Figure record listings:

#####

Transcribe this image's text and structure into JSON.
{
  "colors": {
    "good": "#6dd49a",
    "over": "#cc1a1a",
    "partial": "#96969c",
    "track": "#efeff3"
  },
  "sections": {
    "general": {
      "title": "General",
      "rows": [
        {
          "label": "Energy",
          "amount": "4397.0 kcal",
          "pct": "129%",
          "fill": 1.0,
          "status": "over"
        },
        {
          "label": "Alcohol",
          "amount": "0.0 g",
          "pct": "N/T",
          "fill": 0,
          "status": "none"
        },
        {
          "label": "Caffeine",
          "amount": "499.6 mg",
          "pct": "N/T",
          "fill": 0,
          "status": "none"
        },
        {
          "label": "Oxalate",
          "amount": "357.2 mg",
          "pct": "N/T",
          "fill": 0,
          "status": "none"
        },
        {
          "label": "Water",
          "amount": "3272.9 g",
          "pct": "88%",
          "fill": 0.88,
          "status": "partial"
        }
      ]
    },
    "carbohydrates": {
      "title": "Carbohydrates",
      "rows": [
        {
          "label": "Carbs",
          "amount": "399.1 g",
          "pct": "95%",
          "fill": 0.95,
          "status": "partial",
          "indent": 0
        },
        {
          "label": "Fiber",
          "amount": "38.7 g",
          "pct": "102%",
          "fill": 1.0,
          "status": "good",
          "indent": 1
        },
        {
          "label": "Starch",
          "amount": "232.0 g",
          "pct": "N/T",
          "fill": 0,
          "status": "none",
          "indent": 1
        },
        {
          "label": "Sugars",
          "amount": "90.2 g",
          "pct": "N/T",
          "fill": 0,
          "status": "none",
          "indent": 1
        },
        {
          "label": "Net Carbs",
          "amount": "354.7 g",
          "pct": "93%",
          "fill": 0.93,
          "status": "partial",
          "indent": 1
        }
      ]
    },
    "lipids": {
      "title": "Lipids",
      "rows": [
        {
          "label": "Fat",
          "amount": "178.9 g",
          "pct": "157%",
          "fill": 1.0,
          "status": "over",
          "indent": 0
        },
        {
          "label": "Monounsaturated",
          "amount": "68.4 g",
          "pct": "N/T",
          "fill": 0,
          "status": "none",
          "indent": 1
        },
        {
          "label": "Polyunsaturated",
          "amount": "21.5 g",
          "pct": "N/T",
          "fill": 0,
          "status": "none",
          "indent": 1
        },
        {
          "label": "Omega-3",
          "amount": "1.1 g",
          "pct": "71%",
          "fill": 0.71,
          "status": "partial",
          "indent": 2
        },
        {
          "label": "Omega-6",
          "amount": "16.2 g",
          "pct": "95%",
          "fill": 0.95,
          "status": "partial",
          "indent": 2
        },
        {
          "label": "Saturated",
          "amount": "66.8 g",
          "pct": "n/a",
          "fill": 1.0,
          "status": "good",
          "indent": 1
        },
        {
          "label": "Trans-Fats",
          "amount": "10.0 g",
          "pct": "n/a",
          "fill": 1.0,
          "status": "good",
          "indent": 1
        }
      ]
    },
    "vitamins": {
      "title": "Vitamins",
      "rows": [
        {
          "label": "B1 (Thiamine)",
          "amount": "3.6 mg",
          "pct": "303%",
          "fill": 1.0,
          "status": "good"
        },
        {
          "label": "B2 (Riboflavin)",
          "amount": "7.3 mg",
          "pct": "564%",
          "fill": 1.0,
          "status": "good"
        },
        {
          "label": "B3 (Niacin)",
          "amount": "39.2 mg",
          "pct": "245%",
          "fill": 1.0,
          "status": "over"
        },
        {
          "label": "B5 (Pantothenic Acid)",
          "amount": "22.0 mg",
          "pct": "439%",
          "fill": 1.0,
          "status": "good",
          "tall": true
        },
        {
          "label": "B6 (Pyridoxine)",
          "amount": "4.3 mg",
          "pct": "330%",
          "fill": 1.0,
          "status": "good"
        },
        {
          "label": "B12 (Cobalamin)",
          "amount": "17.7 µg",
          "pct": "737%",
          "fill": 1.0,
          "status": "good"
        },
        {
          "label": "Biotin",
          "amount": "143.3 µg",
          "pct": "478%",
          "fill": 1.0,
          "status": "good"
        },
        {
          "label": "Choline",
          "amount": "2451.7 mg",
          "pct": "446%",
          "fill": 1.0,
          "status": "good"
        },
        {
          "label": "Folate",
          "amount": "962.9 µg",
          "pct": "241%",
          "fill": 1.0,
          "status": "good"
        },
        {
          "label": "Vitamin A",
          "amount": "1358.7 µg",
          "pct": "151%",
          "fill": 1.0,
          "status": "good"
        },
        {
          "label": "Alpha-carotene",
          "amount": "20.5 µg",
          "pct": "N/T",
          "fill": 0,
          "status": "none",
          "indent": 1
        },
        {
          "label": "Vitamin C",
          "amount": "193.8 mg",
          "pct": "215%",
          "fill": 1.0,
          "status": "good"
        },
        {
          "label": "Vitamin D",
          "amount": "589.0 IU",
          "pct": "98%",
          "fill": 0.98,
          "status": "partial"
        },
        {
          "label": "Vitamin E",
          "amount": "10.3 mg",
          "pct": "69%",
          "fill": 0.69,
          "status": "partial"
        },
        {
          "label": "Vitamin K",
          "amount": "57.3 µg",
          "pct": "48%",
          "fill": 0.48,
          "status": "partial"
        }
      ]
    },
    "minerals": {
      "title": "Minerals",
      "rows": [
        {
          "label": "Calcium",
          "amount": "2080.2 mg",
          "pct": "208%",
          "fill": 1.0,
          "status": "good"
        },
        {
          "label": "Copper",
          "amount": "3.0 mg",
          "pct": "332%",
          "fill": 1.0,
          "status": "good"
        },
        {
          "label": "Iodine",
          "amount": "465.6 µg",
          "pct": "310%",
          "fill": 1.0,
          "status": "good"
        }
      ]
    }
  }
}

#####

Your goal
Print the records above exactly as they appear.

Final result
Transcribe this image's text and structure into JSON.
{
  "colors": {
    "good": "#6dd49a",
    "over": "#cc1a1a",
    "partial": "#96969c",
    "track": "#efeff3"
  },
  "sections": {
    "general": {
      "title": "General",
      "rows": [
        {
          "label": "Energy",
          "amount": "4397.0 kcal",
          "pct": "129%",
          "fill": 1.0,
          "status": "over"
        },
        {
          "label": "Alcohol",
          "amount": "0.0 g",
          "pct": "N/T",
          "fill": 0,
          "status": "none"
        },
        {
          "label": "Caffeine",
          "amount": "499.6 mg",
          "pct": "N/T",
          "fill": 0,
          "status": "none"
        },
        {
          "label": "Oxalate",
          "amount": "357.2 mg",
          "pct": "N/T",
          "fill": 0,
          "status": "none"
        },
        {
          "label": "Water",
          "amount": "3272.9 g",
          "pct": "88%",
          "fill": 0.88,
          "status": "partial"
        }
      ]
    },
    "carbohydrates": {
      "title": "Carbohydrates",
      "rows": [
        {
          "label": "Carbs",
          "amount": "399.1 g",
          "pct": "95%",
          "fill": 0.95,
          "status": "partial",
          "indent": 0
        },
        {
          "label": "Fiber",
          "amount": "38.7 g",
          "pct": "102%",
          "fill": 1.0,
          "status": "good",
          "indent": 1
        },
        {
          "label": "Starch",
          "amount": "232.0 g",
          "pct": "N/T",
          "fill": 0,
          "status": "none",
          "indent": 1
        },
        {
          "label": "Sugars",
          "amount": "90.2 g",
          "pct": "N/T",
          "fill": 0,
          "status": "none",
          "indent": 1
        },
        {
          "label": "Net Carbs",
          "amount": "354.7 g",
          "pct": "93%",
          "fill": 0.93,
          "status": "partial",
          "indent": 1
        }
      ]
    },
    "lipids": {
      "title": "Lipids",
      "rows": [
        {
          "label": "Fat",
          "amount": "178.9 g",
          "pct": "157%",
          "fill": 1.0,
          "status": "over",
          "indent": 0
        },
        {
          "label": "Monounsaturated",
          "amount": "68.4 g",
          "pct": "N/T",
          "fill": 0,
          "status": "none",
          "indent": 1
        },
        {
          "label": "Polyunsaturated",
          "amount": "21.5 g",
          "pct": "N/T",
          "fill": 0,
          "status": "none",
          "indent": 1
        },
        {
          "label": "Omega-3",
          "amount": "1.1 g",
          "pct": "71%",
          "fill": 0.71,
          "status": "partial",
          "indent": 2
        },
        {
          "label": "Omega-6",
          "amount": "16.2 g",
          "pct": "95%",
          "fill": 0.95,
          "status": "partial",
          "indent": 2
        },
        {
          "label": "Saturated",
          "amount": "66.8 g",
          "pct": "n/a",
          "fill": 1.0,
          "status": "good",
          "indent": 1
        },
        {
          "label": "Trans-Fats",
          "amount": "10.0 g",
          "pct": "n/a",
          "fill": 1.0,
          "status": "good",
          "indent": 1
        }
      ]
    },
    "vitamins": {
      "title": "Vitamins",
      "rows": [
        {
          "label": "B1 (Thiamine)",
          "amount": "3.6 mg",
          "pct": "303%",
          "fill": 1.0,
          "status": "good"
        },
        {
          "label": "B2 (Riboflavin)",
          "amount": "7.3 mg",
          "pct": "564%",
          "fill": 1.0,
          "status": "good"
        },
        {
          "label": "B3 (Niacin)",
          "amount": "39.2 mg",
          "pct": "245%",
          "fill": 1.0,
          "status": "over"
        },
        {
          "label": "B5 (Pantothenic Acid)",
          "amount": "22.0 mg",
          "pct": "439%",
          "fill": 1.0,
          "status": "good",
          "tall": true
        },
        {
          "label": "B6 (Pyridoxine)",
          "amount": "4.3 mg",
          "pct": "330%",
          "fill": 1.0,
          "status": "good"
        },
        {
          "label": "B12 (Cobalamin)",
          "amount": "17.7 µg",
          "pct": "737%",
          "fill": 1.0,
          "status": "good"
        },
        {
          "label": "Biotin",
          "amount": "143.3 µg",
          "pct": "478%",
          "fill": 1.0,
          "status": "good"
        },
        {
          "label": "Choline",
          "amount": "2451.7 mg",
          "pct": "446%",
          "fill": 1.0,
          "status": "good"
        },
        {
          "label": "Folate",
          "amount": "962.9 µg",
          "pct": "241%",
          "fill": 1.0,
          "status": "good"
        },
        {
          "label": "Vitamin A",
          "amount": "1358.7 µg",
          "pct": "151%",
          "fill": 1.0,
          "status": "good"
        },
        {
          "label": "Alpha-carotene",
          "amount": "20.5 µg",
          "pct": "N/T",
          "fill": 0,
          "status": "none",
          "indent": 1
        },
        {
          "label": "Vitamin C",
          "amount": "193.8 mg",
          "pct": "215%",
          "fill": 1.0,
          "status": "good"
        },
        {
          "label": "Vitamin D",
          "amount": "589.0 IU",
          "pct": "98%",
          "fill": 0.98,
          "status": "partial"
        },
        {
          "label": "Vitamin E",
          "amount": "10.3 mg",
          "pct": "69%",
          "fill": 0.69,
          "status": "partial"
        },
        {
          "label": "Vitamin K",
          "amount": "57.3 µg",
          "pct": "48%",
          "fill": 0.48,
          "status": "partial"
        }
      ]
    },
    "minerals": {
      "title": "Minerals",
      "rows": [
        {
          "label": "Calcium",
          "amount": "2080.2 mg",
          "pct": "208%",
          "fill": 1.0,
          "status": "good"
        },
        {
          "label": "Copper",
          "amount": "3.0 mg",
          "pct": "332%",
          "fill": 1.0,
          "status": "good"
        },
        {
          "label": "Iodine",
          "amount": "465.6 µg",
          "pct": "310%",
          "fill": 1.0,
          "status": "good"
        }
      ]
    }
  }
}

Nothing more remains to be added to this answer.